Note each line where "educación" appears, and copy it.

>> begin

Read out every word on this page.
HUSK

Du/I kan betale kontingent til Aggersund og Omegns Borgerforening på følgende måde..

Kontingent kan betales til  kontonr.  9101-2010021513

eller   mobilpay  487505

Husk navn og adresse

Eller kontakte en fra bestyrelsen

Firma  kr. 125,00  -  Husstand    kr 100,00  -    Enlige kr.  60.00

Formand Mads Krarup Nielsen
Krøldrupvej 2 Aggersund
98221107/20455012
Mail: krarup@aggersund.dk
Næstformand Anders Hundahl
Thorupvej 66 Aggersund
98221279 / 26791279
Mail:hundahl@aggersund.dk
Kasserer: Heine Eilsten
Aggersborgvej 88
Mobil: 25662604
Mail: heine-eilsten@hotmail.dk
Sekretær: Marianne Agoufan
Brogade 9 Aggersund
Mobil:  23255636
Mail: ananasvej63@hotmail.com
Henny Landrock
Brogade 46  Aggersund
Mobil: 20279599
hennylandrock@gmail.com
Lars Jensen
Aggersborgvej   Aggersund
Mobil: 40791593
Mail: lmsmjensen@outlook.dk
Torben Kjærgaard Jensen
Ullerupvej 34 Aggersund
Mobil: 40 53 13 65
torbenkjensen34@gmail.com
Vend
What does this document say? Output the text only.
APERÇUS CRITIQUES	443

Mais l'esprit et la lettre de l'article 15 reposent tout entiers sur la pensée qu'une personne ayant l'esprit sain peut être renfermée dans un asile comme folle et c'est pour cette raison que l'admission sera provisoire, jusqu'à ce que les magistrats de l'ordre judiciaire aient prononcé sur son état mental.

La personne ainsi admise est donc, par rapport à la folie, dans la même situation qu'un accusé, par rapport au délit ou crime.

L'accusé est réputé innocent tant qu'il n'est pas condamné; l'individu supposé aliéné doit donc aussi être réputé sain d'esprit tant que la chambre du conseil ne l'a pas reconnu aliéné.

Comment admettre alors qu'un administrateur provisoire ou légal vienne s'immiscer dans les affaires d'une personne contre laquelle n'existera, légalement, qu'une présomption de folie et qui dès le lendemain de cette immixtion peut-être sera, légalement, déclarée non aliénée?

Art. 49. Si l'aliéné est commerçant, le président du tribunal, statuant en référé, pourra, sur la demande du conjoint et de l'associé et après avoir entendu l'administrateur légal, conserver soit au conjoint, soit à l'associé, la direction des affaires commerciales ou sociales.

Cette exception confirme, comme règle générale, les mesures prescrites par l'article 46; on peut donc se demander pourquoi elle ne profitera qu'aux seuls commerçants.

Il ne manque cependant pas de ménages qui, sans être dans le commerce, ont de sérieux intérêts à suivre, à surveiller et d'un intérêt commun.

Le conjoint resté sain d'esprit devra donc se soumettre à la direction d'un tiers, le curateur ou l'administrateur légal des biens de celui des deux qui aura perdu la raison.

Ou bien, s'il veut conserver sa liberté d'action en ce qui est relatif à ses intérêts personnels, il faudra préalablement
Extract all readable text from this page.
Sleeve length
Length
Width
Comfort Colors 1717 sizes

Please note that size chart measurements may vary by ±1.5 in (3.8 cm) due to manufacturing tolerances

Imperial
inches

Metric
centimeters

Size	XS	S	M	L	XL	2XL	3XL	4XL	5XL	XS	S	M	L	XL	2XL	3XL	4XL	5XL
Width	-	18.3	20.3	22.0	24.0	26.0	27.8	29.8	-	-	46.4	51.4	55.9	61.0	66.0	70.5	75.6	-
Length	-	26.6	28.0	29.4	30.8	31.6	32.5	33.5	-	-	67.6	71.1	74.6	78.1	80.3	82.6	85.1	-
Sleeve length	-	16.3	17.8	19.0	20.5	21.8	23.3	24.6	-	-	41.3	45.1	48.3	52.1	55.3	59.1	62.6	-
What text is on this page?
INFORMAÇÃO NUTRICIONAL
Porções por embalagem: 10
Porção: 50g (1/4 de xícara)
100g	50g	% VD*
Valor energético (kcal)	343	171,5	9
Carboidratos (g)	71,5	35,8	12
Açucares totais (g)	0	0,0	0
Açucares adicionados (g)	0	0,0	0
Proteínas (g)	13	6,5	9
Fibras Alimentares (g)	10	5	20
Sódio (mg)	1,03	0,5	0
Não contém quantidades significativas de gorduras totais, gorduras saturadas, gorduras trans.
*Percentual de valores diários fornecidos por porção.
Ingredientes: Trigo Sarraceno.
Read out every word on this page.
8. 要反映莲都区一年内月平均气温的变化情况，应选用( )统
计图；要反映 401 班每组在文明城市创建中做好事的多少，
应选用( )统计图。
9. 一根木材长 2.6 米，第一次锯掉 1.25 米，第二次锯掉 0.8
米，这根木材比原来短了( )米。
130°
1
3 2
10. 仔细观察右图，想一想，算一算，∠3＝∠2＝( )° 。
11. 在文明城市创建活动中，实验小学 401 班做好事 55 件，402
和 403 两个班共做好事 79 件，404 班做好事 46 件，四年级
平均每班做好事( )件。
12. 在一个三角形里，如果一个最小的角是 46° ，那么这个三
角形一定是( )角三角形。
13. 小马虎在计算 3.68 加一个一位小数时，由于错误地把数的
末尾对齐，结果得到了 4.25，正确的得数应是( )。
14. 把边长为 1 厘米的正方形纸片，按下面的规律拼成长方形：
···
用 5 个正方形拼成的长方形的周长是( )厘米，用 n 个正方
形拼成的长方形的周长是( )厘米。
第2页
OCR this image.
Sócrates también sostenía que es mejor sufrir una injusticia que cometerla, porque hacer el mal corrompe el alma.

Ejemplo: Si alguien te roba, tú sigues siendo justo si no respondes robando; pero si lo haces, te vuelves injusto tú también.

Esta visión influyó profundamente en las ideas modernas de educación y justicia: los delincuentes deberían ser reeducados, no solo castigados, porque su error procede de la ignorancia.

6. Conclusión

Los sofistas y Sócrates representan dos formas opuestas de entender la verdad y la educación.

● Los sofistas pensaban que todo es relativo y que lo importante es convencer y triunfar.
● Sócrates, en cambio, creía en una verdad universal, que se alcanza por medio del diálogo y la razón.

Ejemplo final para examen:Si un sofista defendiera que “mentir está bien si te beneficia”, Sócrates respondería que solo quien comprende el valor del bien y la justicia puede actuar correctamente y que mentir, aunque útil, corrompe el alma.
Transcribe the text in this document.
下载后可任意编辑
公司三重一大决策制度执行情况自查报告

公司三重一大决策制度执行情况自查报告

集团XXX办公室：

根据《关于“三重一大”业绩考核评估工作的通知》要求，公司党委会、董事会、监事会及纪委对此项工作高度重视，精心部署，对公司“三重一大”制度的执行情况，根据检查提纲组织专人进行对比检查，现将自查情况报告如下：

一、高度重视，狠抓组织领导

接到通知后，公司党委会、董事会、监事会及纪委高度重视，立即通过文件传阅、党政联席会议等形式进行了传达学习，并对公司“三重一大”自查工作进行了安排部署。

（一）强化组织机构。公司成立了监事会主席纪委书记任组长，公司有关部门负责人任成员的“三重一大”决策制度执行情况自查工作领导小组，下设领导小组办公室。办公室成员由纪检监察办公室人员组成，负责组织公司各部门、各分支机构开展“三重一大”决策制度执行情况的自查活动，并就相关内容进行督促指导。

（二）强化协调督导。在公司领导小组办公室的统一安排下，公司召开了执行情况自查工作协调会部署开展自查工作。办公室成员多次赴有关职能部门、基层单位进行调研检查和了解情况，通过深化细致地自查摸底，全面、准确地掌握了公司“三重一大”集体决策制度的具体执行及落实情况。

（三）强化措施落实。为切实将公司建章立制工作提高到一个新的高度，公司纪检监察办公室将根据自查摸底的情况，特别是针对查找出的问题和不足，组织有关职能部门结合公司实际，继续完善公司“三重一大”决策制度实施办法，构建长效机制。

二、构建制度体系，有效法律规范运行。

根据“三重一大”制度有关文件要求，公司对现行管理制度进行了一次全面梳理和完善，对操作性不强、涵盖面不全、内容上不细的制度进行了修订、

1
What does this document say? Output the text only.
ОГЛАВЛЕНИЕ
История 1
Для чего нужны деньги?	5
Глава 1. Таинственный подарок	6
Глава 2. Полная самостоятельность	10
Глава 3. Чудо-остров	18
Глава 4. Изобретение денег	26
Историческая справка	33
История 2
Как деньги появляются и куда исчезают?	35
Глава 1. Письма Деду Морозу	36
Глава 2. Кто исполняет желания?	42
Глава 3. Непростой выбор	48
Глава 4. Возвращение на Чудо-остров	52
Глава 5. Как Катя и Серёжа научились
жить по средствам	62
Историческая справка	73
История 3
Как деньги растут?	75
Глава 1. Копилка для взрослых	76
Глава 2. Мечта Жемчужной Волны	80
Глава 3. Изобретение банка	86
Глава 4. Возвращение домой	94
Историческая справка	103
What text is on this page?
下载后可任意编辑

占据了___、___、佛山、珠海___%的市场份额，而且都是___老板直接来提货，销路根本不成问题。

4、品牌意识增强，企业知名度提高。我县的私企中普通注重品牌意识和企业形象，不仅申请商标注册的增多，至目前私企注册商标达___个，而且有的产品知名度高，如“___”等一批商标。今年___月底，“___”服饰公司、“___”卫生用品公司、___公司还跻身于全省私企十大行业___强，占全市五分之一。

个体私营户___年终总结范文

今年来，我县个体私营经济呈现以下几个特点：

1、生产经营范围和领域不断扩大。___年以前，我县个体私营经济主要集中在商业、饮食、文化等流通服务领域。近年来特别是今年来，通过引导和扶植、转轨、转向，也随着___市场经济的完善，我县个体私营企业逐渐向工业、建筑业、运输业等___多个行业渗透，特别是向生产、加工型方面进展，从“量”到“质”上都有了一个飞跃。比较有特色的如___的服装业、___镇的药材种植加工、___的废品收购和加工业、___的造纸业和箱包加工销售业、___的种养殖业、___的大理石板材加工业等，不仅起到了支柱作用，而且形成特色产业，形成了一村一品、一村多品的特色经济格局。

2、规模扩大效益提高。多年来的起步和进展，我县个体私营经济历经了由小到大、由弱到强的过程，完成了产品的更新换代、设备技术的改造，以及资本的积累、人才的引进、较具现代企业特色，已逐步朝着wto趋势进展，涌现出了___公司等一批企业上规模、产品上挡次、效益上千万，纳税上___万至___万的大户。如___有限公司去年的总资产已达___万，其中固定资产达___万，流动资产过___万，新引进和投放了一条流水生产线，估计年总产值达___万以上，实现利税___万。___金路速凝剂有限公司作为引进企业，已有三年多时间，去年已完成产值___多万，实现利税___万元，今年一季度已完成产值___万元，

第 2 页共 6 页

>> end

Answer to the task:
Esta visión influyó profundamente en las ideas modernas de educación y justicia: los delincuentes deberían ser reeducados, no solo castigados, porque su error procede de la ignorancia.
Los sofistas y Sócrates representan dos formas opuestas de entender la verdad y la educación.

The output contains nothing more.